Exercise task >> Extract the listing below in full, unchanged.

[Rows from a figure dataset]
========================================

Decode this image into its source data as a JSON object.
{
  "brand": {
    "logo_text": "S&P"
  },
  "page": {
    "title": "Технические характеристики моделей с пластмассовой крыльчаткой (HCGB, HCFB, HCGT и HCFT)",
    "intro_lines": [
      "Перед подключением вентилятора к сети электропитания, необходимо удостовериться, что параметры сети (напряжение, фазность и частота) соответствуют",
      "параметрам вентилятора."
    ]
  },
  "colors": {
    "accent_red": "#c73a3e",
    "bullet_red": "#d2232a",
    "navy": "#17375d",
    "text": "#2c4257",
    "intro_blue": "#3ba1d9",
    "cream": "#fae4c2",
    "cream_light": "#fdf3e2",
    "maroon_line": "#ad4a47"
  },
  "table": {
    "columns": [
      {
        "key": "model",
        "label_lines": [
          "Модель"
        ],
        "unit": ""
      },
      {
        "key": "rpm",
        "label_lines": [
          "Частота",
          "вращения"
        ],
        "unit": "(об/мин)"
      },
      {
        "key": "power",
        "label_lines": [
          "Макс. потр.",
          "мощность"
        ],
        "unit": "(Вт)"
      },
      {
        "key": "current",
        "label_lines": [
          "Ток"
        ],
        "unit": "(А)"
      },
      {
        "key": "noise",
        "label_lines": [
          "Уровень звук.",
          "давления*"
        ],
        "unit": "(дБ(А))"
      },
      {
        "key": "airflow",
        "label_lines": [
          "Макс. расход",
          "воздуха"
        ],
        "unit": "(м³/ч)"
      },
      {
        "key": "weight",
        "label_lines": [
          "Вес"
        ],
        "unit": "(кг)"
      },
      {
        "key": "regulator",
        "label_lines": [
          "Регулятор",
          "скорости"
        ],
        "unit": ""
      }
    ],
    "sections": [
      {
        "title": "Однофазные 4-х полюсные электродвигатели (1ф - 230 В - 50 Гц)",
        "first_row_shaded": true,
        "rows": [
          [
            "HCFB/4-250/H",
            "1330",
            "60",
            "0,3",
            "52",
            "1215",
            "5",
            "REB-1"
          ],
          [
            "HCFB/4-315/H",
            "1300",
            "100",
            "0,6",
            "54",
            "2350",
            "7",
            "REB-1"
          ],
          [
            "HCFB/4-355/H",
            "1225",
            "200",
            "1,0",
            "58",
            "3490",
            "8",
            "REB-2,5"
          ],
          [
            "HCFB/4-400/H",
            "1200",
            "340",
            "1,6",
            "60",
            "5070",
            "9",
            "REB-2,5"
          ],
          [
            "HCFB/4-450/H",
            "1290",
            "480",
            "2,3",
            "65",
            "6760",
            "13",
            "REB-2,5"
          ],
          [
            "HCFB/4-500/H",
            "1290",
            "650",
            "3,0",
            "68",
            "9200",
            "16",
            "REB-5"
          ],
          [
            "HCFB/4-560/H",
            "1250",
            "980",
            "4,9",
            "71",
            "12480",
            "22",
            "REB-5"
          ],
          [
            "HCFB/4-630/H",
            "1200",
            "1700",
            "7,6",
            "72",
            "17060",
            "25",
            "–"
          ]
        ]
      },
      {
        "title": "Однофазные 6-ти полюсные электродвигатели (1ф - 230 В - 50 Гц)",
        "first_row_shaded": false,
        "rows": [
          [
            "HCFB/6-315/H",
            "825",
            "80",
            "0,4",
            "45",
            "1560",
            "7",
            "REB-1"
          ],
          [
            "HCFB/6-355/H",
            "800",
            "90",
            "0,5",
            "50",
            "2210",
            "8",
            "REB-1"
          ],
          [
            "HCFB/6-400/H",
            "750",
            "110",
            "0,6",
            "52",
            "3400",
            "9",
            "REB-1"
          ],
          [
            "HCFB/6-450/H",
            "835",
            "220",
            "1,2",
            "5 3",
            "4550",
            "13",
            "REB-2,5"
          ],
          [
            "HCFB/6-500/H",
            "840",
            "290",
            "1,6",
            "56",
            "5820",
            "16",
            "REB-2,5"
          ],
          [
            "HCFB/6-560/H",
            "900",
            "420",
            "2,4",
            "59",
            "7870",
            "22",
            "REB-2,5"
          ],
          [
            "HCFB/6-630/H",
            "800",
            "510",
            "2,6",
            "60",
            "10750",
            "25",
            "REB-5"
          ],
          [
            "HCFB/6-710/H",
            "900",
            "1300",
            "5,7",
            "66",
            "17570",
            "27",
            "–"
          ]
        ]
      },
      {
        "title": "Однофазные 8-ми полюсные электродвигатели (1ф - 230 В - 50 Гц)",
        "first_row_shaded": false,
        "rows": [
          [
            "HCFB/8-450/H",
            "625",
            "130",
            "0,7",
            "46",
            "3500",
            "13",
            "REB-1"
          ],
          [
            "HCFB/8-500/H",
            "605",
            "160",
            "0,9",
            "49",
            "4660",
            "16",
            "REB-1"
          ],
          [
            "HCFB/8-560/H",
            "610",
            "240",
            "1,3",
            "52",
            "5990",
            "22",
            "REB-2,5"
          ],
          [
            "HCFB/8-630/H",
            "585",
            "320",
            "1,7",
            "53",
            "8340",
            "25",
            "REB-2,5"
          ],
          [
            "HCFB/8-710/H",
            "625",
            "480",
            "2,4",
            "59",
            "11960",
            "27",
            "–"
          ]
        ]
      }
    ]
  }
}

========================================

Expected answer >>
Decode this image into its source data as a JSON object.
{
  "brand": {
    "logo_text": "S&P"
  },
  "page": {
    "title": "Технические характеристики моделей с пластмассовой крыльчаткой (HCGB, HCFB, HCGT и HCFT)",
    "intro_lines": [
      "Перед подключением вентилятора к сети электропитания, необходимо удостовериться, что параметры сети (напряжение, фазность и частота) соответствуют",
      "параметрам вентилятора."
    ]
  },
  "colors": {
    "accent_red": "#c73a3e",
    "bullet_red": "#d2232a",
    "navy": "#17375d",
    "text": "#2c4257",
    "intro_blue": "#3ba1d9",
    "cream": "#fae4c2",
    "cream_light": "#fdf3e2",
    "maroon_line": "#ad4a47"
  },
  "table": {
    "columns": [
      {
        "key": "model",
        "label_lines": [
          "Модель"
        ],
        "unit": ""
      },
      {
        "key": "rpm",
        "label_lines": [
          "Частота",
          "вращения"
        ],
        "unit": "(об/мин)"
      },
      {
        "key": "power",
        "label_lines": [
          "Макс. потр.",
          "мощность"
        ],
        "unit": "(Вт)"
      },
      {
        "key": "current",
        "label_lines": [
          "Ток"
        ],
        "unit": "(А)"
      },
      {
        "key": "noise",
        "label_lines": [
          "Уровень звук.",
          "давления*"
        ],
        "unit": "(дБ(А))"
      },
      {
        "key": "airflow",
        "label_lines": [
          "Макс. расход",
          "воздуха"
        ],
        "unit": "(м³/ч)"
      },
      {
        "key": "weight",
        "label_lines": [
          "Вес"
        ],
        "unit": "(кг)"
      },
      {
        "key": "regulator",
        "label_lines": [
          "Регулятор",
          "скорости"
        ],
        "unit": ""
      }
    ],
    "sections": [
      {
        "title": "Однофазные 4-х полюсные электродвигатели (1ф - 230 В - 50 Гц)",
        "first_row_shaded": true,
        "rows": [
          [
            "HCFB/4-250/H",
            "1330",
            "60",
            "0,3",
            "52",
            "1215",
            "5",
            "REB-1"
          ],
          [
            "HCFB/4-315/H",
            "1300",
            "100",
            "0,6",
            "54",
            "2350",
            "7",
            "REB-1"
          ],
          [
            "HCFB/4-355/H",
            "1225",
            "200",
            "1,0",
            "58",
            "3490",
            "8",
            "REB-2,5"
          ],
          [
            "HCFB/4-400/H",
            "1200",
            "340",
            "1,6",
            "60",
            "5070",
            "9",
            "REB-2,5"
          ],
          [
            "HCFB/4-450/H",
            "1290",
            "480",
            "2,3",
            "65",
            "6760",
            "13",
            "REB-2,5"
          ],
          [
            "HCFB/4-500/H",
            "1290",
            "650",
            "3,0",
            "68",
            "9200",
            "16",
            "REB-5"
          ],
          [
            "HCFB/4-560/H",
            "1250",
            "980",
            "4,9",
            "71",
            "12480",
            "22",
            "REB-5"
          ],
          [
            "HCFB/4-630/H",
            "1200",
            "1700",
            "7,6",
            "72",
            "17060",
            "25",
            "–"
          ]
        ]
      },
      {
        "title": "Однофазные 6-ти полюсные электродвигатели (1ф - 230 В - 50 Гц)",
        "first_row_shaded": false,
        "rows": [
          [
            "HCFB/6-315/H",
            "825",
            "80",
            "0,4",
            "45",
            "1560",
            "7",
            "REB-1"
          ],
          [
            "HCFB/6-355/H",
            "800",
            "90",
            "0,5",
            "50",
            "2210",
            "8",
            "REB-1"
          ],
          [
            "HCFB/6-400/H",
            "750",
            "110",
            "0,6",
            "52",
            "3400",
            "9",
            "REB-1"
          ],
          [
            "HCFB/6-450/H",
            "835",
            "220",
            "1,2",
            "5 3",
            "4550",
            "13",
            "REB-2,5"
          ],
          [
            "HCFB/6-500/H",
            "840",
            "290",
            "1,6",
            "56",
            "5820",
            "16",
            "REB-2,5"
          ],
          [
            "HCFB/6-560/H",
            "900",
            "420",
            "2,4",
            "59",
            "7870",
            "22",
            "REB-2,5"
          ],
          [
            "HCFB/6-630/H",
            "800",
            "510",
            "2,6",
            "60",
            "10750",
            "25",
            "REB-5"
          ],
          [
            "HCFB/6-710/H",
            "900",
            "1300",
            "5,7",
            "66",
            "17570",
            "27",
            "–"
          ]
        ]
      },
      {
        "title": "Однофазные 8-ми полюсные электродвигатели (1ф - 230 В - 50 Гц)",
        "first_row_shaded": false,
        "rows": [
          [
            "HCFB/8-450/H",
            "625",
            "130",
            "0,7",
            "46",
            "3500",
            "13",
            "REB-1"
          ],
          [
            "HCFB/8-500/H",
            "605",
            "160",
            "0,9",
            "49",
            "4660",
            "16",
            "REB-1"
          ],
          [
            "HCFB/8-560/H",
            "610",
            "240",
            "1,3",
            "52",
            "5990",
            "22",
            "REB-2,5"
          ],
          [
            "HCFB/8-630/H",
            "585",
            "320",
            "1,7",
            "53",
            "8340",
            "25",
            "REB-2,5"
          ],
          [
            "HCFB/8-710/H",
            "625",
            "480",
            "2,4",
            "59",
            "11960",
            "27",
            "–"
          ]
        ]
      }
    ]
  }
}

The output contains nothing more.